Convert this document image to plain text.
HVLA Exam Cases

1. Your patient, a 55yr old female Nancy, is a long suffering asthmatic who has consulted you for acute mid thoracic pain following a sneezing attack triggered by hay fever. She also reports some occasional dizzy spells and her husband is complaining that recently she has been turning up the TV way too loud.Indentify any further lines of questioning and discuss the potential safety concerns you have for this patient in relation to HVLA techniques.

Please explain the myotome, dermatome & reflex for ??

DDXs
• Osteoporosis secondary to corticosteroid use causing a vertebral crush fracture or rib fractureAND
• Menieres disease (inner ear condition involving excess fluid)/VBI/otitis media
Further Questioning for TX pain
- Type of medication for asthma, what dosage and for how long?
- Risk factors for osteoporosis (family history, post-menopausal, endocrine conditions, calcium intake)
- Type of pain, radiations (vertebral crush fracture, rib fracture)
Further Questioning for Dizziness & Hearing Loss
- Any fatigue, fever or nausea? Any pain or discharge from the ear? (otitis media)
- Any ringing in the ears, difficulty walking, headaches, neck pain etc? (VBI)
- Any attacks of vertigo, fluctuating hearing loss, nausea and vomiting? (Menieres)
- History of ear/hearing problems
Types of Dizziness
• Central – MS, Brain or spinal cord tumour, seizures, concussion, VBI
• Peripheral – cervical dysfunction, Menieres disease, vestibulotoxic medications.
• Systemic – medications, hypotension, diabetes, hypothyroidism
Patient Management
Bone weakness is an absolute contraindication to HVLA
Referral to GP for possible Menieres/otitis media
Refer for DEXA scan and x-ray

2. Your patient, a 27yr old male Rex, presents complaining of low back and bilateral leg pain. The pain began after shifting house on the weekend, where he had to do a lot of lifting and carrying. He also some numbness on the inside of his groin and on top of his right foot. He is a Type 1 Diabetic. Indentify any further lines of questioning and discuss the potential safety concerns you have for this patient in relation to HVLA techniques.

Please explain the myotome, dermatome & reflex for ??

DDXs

————————

**TASK OBJECTIVE**: The records above should be returned exactly.

**ANSWER TO THE PROBLEM**:
Convert this document image to plain text.
HVLA Exam Cases

1. Your patient, a 55yr old female Nancy, is a long suffering asthmatic who has consulted you for acute mid thoracic pain following a sneezing attack triggered by hay fever. She also reports some occasional dizzy spells and her husband is complaining that recently she has been turning up the TV way too loud.Indentify any further lines of questioning and discuss the potential safety concerns you have for this patient in relation to HVLA techniques.

Please explain the myotome, dermatome & reflex for ??

DDXs
• Osteoporosis secondary to corticosteroid use causing a vertebral crush fracture or rib fractureAND
• Menieres disease (inner ear condition involving excess fluid)/VBI/otitis media
Further Questioning for TX pain
- Type of medication for asthma, what dosage and for how long?
- Risk factors for osteoporosis (family history, post-menopausal, endocrine conditions, calcium intake)
- Type of pain, radiations (vertebral crush fracture, rib fracture)
Further Questioning for Dizziness & Hearing Loss
- Any fatigue, fever or nausea? Any pain or discharge from the ear? (otitis media)
- Any ringing in the ears, difficulty walking, headaches, neck pain etc? (VBI)
- Any attacks of vertigo, fluctuating hearing loss, nausea and vomiting? (Menieres)
- History of ear/hearing problems
Types of Dizziness
• Central – MS, Brain or spinal cord tumour, seizures, concussion, VBI
• Peripheral – cervical dysfunction, Menieres disease, vestibulotoxic medications.
• Systemic – medications, hypotension, diabetes, hypothyroidism
Patient Management
Bone weakness is an absolute contraindication to HVLA
Referral to GP for possible Menieres/otitis media
Refer for DEXA scan and x-ray

2. Your patient, a 27yr old male Rex, presents complaining of low back and bilateral leg pain. The pain began after shifting house on the weekend, where he had to do a lot of lifting and carrying. He also some numbness on the inside of his groin and on top of his right foot. He is a Type 1 Diabetic. Indentify any further lines of questioning and discuss the potential safety concerns you have for this patient in relation to HVLA techniques.

Please explain the myotome, dermatome & reflex for ??

DDXs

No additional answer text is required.